▸ Task to carry out
Would you extract the whole listing below and retype it exactly?
- - - - - - -
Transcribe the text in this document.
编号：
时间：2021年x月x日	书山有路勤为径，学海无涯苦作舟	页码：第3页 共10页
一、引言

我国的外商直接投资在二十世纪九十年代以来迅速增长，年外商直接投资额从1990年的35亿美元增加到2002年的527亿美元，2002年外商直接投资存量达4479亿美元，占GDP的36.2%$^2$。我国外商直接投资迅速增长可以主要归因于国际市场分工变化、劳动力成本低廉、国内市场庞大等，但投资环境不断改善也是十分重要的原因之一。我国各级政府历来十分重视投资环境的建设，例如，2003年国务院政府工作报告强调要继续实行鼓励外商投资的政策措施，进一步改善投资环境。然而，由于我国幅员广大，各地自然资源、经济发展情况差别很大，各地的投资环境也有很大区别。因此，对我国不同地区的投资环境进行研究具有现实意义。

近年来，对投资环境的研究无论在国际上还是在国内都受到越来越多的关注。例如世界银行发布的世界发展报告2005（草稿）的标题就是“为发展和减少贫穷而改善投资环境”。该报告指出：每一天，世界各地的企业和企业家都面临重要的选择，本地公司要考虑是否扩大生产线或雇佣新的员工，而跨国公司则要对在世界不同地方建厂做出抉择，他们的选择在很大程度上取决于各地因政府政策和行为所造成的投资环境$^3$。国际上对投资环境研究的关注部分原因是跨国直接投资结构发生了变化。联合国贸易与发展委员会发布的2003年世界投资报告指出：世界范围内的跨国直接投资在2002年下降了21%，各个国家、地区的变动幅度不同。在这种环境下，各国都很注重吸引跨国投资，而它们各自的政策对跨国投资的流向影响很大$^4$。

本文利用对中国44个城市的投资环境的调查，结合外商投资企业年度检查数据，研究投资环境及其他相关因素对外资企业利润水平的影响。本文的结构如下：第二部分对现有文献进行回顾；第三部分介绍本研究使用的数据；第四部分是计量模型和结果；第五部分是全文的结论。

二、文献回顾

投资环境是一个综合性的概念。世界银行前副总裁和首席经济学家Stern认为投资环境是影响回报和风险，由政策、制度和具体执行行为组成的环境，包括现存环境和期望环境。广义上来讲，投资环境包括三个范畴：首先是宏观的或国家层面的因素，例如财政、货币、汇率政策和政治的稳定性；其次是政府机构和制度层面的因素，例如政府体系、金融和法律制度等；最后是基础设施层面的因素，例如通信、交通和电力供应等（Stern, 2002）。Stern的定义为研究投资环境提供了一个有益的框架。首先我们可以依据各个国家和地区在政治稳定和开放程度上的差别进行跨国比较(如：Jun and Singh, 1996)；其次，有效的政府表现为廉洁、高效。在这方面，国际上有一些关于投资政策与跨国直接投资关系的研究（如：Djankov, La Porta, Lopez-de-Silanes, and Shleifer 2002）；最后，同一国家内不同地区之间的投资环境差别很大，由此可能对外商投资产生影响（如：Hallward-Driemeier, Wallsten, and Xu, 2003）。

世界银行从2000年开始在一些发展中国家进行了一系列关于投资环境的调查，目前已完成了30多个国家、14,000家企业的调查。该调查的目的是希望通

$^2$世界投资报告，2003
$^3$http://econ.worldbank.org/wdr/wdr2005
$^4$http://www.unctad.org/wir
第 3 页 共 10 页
- - - - - - -
▸ Expected answer
Transcribe the text in this document.
编号：
时间：2021年x月x日	书山有路勤为径，学海无涯苦作舟	页码：第3页 共10页
一、引言

我国的外商直接投资在二十世纪九十年代以来迅速增长，年外商直接投资额从1990年的35亿美元增加到2002年的527亿美元，2002年外商直接投资存量达4479亿美元，占GDP的36.2%$^2$。我国外商直接投资迅速增长可以主要归因于国际市场分工变化、劳动力成本低廉、国内市场庞大等，但投资环境不断改善也是十分重要的原因之一。我国各级政府历来十分重视投资环境的建设，例如，2003年国务院政府工作报告强调要继续实行鼓励外商投资的政策措施，进一步改善投资环境。然而，由于我国幅员广大，各地自然资源、经济发展情况差别很大，各地的投资环境也有很大区别。因此，对我国不同地区的投资环境进行研究具有现实意义。

近年来，对投资环境的研究无论在国际上还是在国内都受到越来越多的关注。例如世界银行发布的世界发展报告2005（草稿）的标题就是“为发展和减少贫穷而改善投资环境”。该报告指出：每一天，世界各地的企业和企业家都面临重要的选择，本地公司要考虑是否扩大生产线或雇佣新的员工，而跨国公司则要对在世界不同地方建厂做出抉择，他们的选择在很大程度上取决于各地因政府政策和行为所造成的投资环境$^3$。国际上对投资环境研究的关注部分原因是跨国直接投资结构发生了变化。联合国贸易与发展委员会发布的2003年世界投资报告指出：世界范围内的跨国直接投资在2002年下降了21%，各个国家、地区的变动幅度不同。在这种环境下，各国都很注重吸引跨国投资，而它们各自的政策对跨国投资的流向影响很大$^4$。

本文利用对中国44个城市的投资环境的调查，结合外商投资企业年度检查数据，研究投资环境及其他相关因素对外资企业利润水平的影响。本文的结构如下：第二部分对现有文献进行回顾；第三部分介绍本研究使用的数据；第四部分是计量模型和结果；第五部分是全文的结论。

二、文献回顾

投资环境是一个综合性的概念。世界银行前副总裁和首席经济学家Stern认为投资环境是影响回报和风险，由政策、制度和具体执行行为组成的环境，包括现存环境和期望环境。广义上来讲，投资环境包括三个范畴：首先是宏观的或国家层面的因素，例如财政、货币、汇率政策和政治的稳定性；其次是政府机构和制度层面的因素，例如政府体系、金融和法律制度等；最后是基础设施层面的因素，例如通信、交通和电力供应等（Stern, 2002）。Stern的定义为研究投资环境提供了一个有益的框架。首先我们可以依据各个国家和地区在政治稳定和开放程度上的差别进行跨国比较(如：Jun and Singh, 1996)；其次，有效的政府表现为廉洁、高效。在这方面，国际上有一些关于投资政策与跨国直接投资关系的研究（如：Djankov, La Porta, Lopez-de-Silanes, and Shleifer 2002）；最后，同一国家内不同地区之间的投资环境差别很大，由此可能对外商投资产生影响（如：Hallward-Driemeier, Wallsten, and Xu, 2003）。

世界银行从2000年开始在一些发展中国家进行了一系列关于投资环境的调查，目前已完成了30多个国家、14,000家企业的调查。该调查的目的是希望通

$^2$世界投资报告，2003
$^3$http://econ.worldbank.org/wdr/wdr2005
$^4$http://www.unctad.org/wir
第 3 页 共 10 页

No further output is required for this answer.